Raw data:
━━━━━━━━━━

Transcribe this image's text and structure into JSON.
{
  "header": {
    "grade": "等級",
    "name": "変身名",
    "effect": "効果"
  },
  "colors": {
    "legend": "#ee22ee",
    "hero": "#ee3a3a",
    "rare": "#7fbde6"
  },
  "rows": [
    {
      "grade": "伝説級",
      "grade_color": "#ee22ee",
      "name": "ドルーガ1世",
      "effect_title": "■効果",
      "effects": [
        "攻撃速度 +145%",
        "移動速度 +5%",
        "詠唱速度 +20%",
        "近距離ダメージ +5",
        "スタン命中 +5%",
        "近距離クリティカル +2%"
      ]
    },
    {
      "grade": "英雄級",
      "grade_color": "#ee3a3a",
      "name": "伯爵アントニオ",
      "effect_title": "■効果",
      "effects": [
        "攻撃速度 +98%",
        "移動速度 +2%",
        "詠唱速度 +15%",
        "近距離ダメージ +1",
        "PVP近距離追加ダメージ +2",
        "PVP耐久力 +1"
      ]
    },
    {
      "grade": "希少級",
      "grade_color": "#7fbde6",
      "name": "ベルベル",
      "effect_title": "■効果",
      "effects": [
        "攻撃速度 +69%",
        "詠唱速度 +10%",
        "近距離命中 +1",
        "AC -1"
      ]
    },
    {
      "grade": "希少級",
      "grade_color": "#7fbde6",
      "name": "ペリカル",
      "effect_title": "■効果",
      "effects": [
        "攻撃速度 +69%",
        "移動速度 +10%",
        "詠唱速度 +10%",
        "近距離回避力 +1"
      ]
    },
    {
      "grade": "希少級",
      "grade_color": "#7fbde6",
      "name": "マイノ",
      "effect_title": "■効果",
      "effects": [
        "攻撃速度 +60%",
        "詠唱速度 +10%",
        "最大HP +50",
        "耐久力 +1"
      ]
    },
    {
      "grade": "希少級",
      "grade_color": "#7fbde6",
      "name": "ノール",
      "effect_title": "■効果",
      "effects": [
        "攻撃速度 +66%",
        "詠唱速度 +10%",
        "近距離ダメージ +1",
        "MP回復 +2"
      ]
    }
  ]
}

━━━━━━━━━━

What you will do: Each line of the material above needs to be quoted exactly, please.

Response to this exercise:
Transcribe this image's text and structure into JSON.
{
  "header": {
    "grade": "等級",
    "name": "変身名",
    "effect": "効果"
  },
  "colors": {
    "legend": "#ee22ee",
    "hero": "#ee3a3a",
    "rare": "#7fbde6"
  },
  "rows": [
    {
      "grade": "伝説級",
      "grade_color": "#ee22ee",
      "name": "ドルーガ1世",
      "effect_title": "■効果",
      "effects": [
        "攻撃速度 +145%",
        "移動速度 +5%",
        "詠唱速度 +20%",
        "近距離ダメージ +5",
        "スタン命中 +5%",
        "近距離クリティカル +2%"
      ]
    },
    {
      "grade": "英雄級",
      "grade_color": "#ee3a3a",
      "name": "伯爵アントニオ",
      "effect_title": "■効果",
      "effects": [
        "攻撃速度 +98%",
        "移動速度 +2%",
        "詠唱速度 +15%",
        "近距離ダメージ +1",
        "PVP近距離追加ダメージ +2",
        "PVP耐久力 +1"
      ]
    },
    {
      "grade": "希少級",
      "grade_color": "#7fbde6",
      "name": "ベルベル",
      "effect_title": "■効果",
      "effects": [
        "攻撃速度 +69%",
        "詠唱速度 +10%",
        "近距離命中 +1",
        "AC -1"
      ]
    },
    {
      "grade": "希少級",
      "grade_color": "#7fbde6",
      "name": "ペリカル",
      "effect_title": "■効果",
      "effects": [
        "攻撃速度 +69%",
        "移動速度 +10%",
        "詠唱速度 +10%",
        "近距離回避力 +1"
      ]
    },
    {
      "grade": "希少級",
      "grade_color": "#7fbde6",
      "name": "マイノ",
      "effect_title": "■効果",
      "effects": [
        "攻撃速度 +60%",
        "詠唱速度 +10%",
        "最大HP +50",
        "耐久力 +1"
      ]
    },
    {
      "grade": "希少級",
      "grade_color": "#7fbde6",
      "name": "ノール",
      "effect_title": "■効果",
      "effects": [
        "攻撃速度 +66%",
        "詠唱速度 +10%",
        "近距離ダメージ +1",
        "MP回復 +2"
      ]
    }
  ]
}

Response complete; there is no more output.